[What is asked]: Can you write the next part of the issue thread on splitting backend parameter dictionaries and adding hybrid differentiation modes, continuing after its final comment?

[Source excerpt]:
[Differentiability, Refactoring] Rethink parameter dictionaries in backends / Introduce hybrid differentiation modes

dominikandreasseitz commented 7 months ago

Issue:

Right now, when we do:

quantum_backend = SomeBackend()
conv = quantum_backend.convert(circuit, obs)
conv_circ, conv_obs, embedding_fn, params = conv

we store all of the following in the initial params dict:

(a) all variational user-facing parameters of the circuit AND observable (b) all fixed parameters in both circuit AND observable

Issue 1: when using torch, the (torch-based) backend then knows for which params to compute gradients via the requires_grad flag. however, this doesnt work for JAX.

issue 2: both diff_modes ADJOINT and GPSR do not support parametric observables

Possible Solution:

Introduce separate parameter dicts for initial fixed and vparams in both circuit and observable: initial_params = {'circuit_vparams': ..., 'circuit_fixedparams': ..., 'obs_vparams': ..., 'obs_fixedparams': ..., }

This way, we can easily differentiate between v and fixed params in JAX
We can start thinking about introducing hybrid diff_modes, circuit_diffmode = GPSR / ADJOINT, observable_diffmode= AD and use a certain diff routine on subsets of the parameters

nmheim commented 7 months ago

If I understand correctly, then the problem is that conv.params returns a dict that contains both fixed and variational parameters, right? would it be easier/more elegant to introduce a conv.vparams and conv.circuit.vparams (+same for observable) that returns only the variational parameters? then we don't have to change all the code that assumes conv.params to be one non-nested dict.

dominikandreasseitz commented 7 months ago

yes great idea, but i would try to avoid changing the low-level interface so i would be inclined to keep the conv.params and let it just return the composition of conv.circuit.vparams,...

next question: do we want to give the user the option to choose which diff_mode to use for a particular part of the model?

GJBoth commented 7 months ago

If I remember correctly, I originally designed this with @awennersteen. Indeed we didn't consider fixing some parameters, and having different grad backends. There's two options, both without changing the API, I think:

Have the parameters always the returned dict always be trainable, and let the embedding_fn take care of adding in the non-trainable params. In my opinion not a great option for various reasons, but possible.
Instead of the params being a basic dict, make it a slightly more involved object with for example trainable_params, fixed_params, and the corresponding AD rules for each group. This is very Jax style (have a look at optax) I think this might cover everything we need. This is my preferred option, and I think in line with @dominikandreasseitz idea, if I understand it correctly?

[Dataset]:
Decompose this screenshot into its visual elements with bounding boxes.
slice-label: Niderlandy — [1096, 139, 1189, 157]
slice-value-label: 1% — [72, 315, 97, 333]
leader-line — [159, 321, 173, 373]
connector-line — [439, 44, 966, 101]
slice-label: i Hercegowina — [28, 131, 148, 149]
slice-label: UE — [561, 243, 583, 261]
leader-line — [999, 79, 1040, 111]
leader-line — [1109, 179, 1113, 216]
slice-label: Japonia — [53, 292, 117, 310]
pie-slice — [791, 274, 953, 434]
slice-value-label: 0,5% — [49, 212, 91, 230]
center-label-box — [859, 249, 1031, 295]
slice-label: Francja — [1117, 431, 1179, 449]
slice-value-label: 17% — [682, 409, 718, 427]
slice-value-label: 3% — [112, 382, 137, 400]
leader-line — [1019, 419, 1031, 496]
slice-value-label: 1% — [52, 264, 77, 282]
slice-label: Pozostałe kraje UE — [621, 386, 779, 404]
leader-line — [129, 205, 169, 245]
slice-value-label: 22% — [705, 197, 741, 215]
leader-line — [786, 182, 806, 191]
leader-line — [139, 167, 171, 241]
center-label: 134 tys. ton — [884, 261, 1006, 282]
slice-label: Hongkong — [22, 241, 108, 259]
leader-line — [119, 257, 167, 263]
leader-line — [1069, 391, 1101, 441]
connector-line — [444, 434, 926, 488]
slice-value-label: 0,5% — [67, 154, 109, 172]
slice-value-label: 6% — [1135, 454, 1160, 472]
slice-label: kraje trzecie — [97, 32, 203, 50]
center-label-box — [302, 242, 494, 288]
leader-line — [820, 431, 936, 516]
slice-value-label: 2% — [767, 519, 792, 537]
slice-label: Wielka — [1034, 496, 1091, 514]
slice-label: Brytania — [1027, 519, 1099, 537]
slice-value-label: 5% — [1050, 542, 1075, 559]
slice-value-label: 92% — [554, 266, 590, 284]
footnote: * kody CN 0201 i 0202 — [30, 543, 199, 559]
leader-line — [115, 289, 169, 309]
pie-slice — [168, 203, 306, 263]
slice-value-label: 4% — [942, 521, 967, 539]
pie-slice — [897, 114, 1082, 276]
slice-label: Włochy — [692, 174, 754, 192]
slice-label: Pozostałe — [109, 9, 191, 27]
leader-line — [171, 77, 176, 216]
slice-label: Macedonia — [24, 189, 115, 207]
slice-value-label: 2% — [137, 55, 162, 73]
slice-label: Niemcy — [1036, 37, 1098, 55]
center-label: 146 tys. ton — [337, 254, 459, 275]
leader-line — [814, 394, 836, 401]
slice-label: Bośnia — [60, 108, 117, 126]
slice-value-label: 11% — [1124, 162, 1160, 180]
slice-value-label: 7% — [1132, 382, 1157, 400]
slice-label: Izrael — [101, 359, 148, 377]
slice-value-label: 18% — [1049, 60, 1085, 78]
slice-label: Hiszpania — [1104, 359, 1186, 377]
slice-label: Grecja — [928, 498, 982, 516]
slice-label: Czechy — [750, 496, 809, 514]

[Final result]:
awennersteen commented 7 months ago

next question: do we want to give the user the option to choose which diff_mode to use for a particular part of the model? IMHO, this sounds dangerous. But I guess it makes a lot of sense if consider for example a hybrid model where we have a classical NN composed with a QNN. I think that it should be strictly defined.

I, like @GJBoth, have no recollection of why we did this and what we may have considered or not :p The one thing I do remember was that after the initial design over the next month or so there where many hacks and patches to make it actually work...

Since @nmheim was asking about namedtuples the other day, maybe this is another place to use them? so that we have a more solid object, we keep all the different data in there (Gert-Jax' option number 2), and then go for it?

My only concern is how this might behave together with the idea of different diff-modes for different parts? But maybe this is the best way of achieving that too? Suppose we end up saying that in order to use different Diff modes you would achieve this by composing multiple QuantumModels (or maybe DifferentiableBackends or whatever is the current name). Then in this namedtuple keeping track of parameters we could also keep track of which model they belong to. So then by using Gert-Jax' idea of "looking up the AD rules for each group" I guess that could be achieved arbitrarly. This is quickly overengineering though and we should think about that perhaps before implementing that part.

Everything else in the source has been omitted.